Exercise input:
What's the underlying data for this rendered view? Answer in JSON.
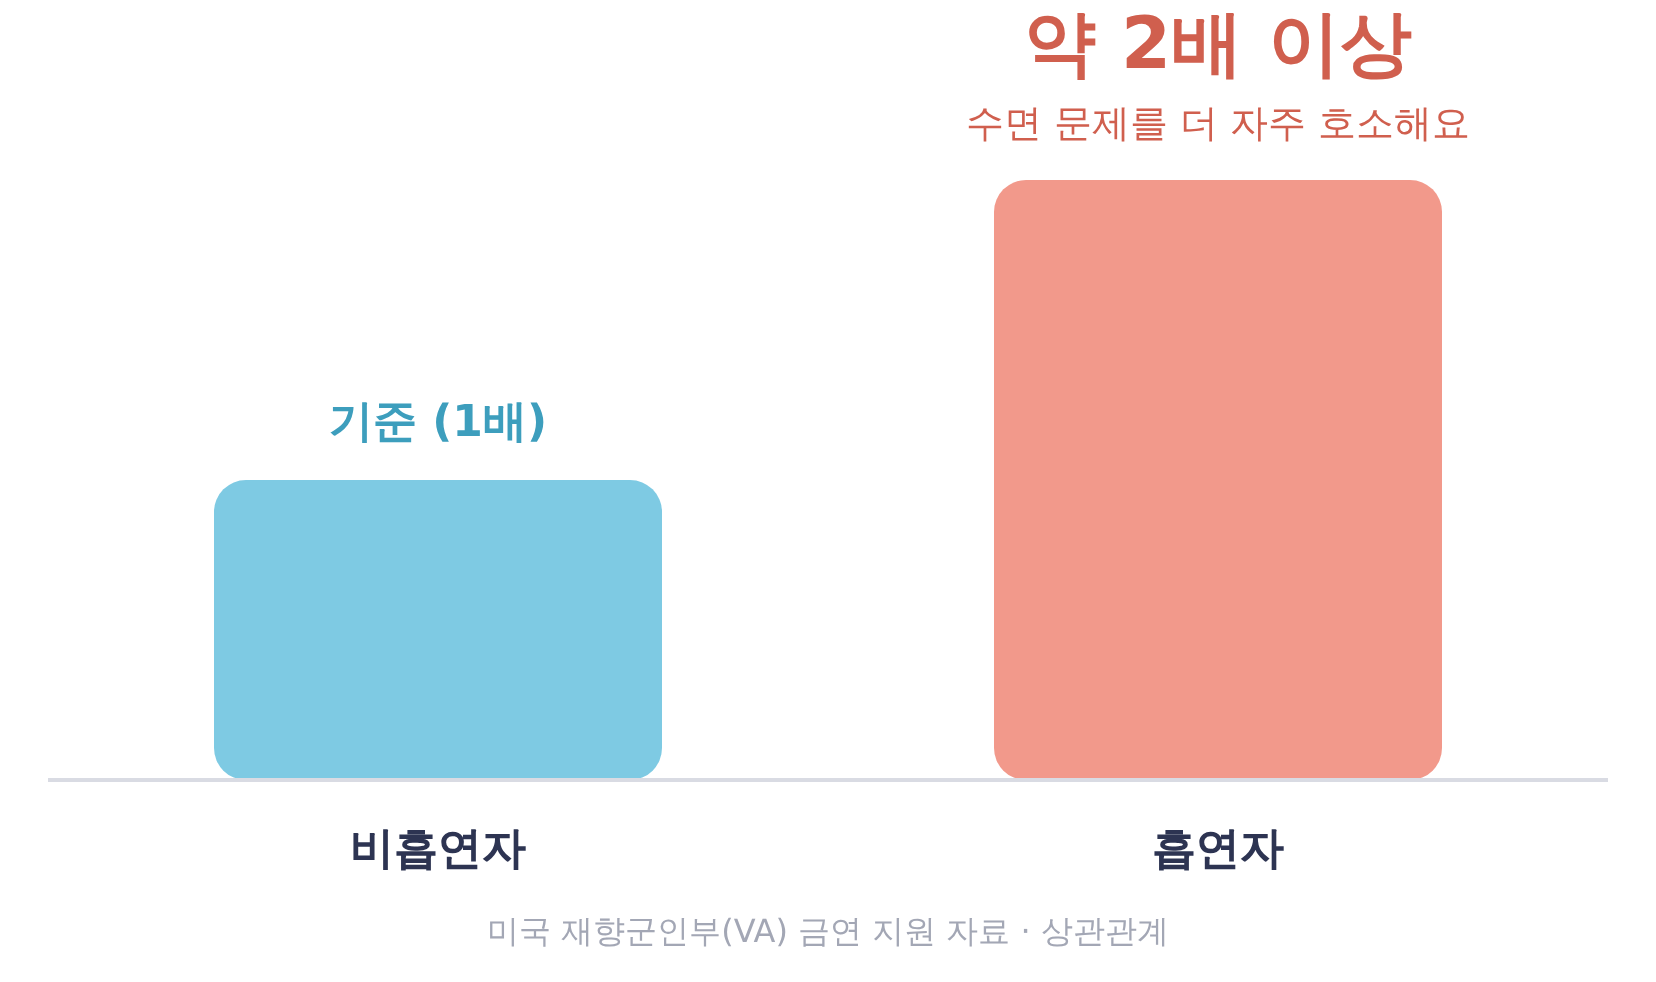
{
  "chart_data": {
    "type": "bar",
    "ylim": [
      0,
      2
    ],
    "tick_labels": "x",
    "categories": [
      "비흡연자",
      "흡연자"
    ],
    "values": [
      1,
      2
    ],
    "colors": [
      "#7ecae3",
      "#f2998b"
    ],
    "value_labels": [
      "기준 (1배)",
      "약 2배 이상"
    ],
    "annotations": [
      {
        "text": "수면 문제를 더 자주 호소해요",
        "x": "흡연자",
        "y": 2
      },
      "미국 재향군인부(VA) 금연 지원 자료 · 상관관계"
    ],
    "grid": false,
    "legend": false
  }
}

Set exercise:
Reproduce the data verbatim. Do not carry any picture into the copy.

Problem solution:
What's the underlying data for this rendered view? Answer in JSON.
{
  "chart_data": {
    "type": "bar",
    "ylim": [
      0,
      2
    ],
    "tick_labels": "x",
    "categories": [
      "비흡연자",
      "흡연자"
    ],
    "values": [
      1,
      2
    ],
    "colors": [
      "#7ecae3",
      "#f2998b"
    ],
    "value_labels": [
      "기준 (1배)",
      "약 2배 이상"
    ],
    "annotations": [
      {
        "text": "수면 문제를 더 자주 호소해요",
        "x": "흡연자",
        "y": 2
      },
      "미국 재향군인부(VA) 금연 지원 자료 · 상관관계"
    ],
    "grid": false,
    "legend": false
  }
}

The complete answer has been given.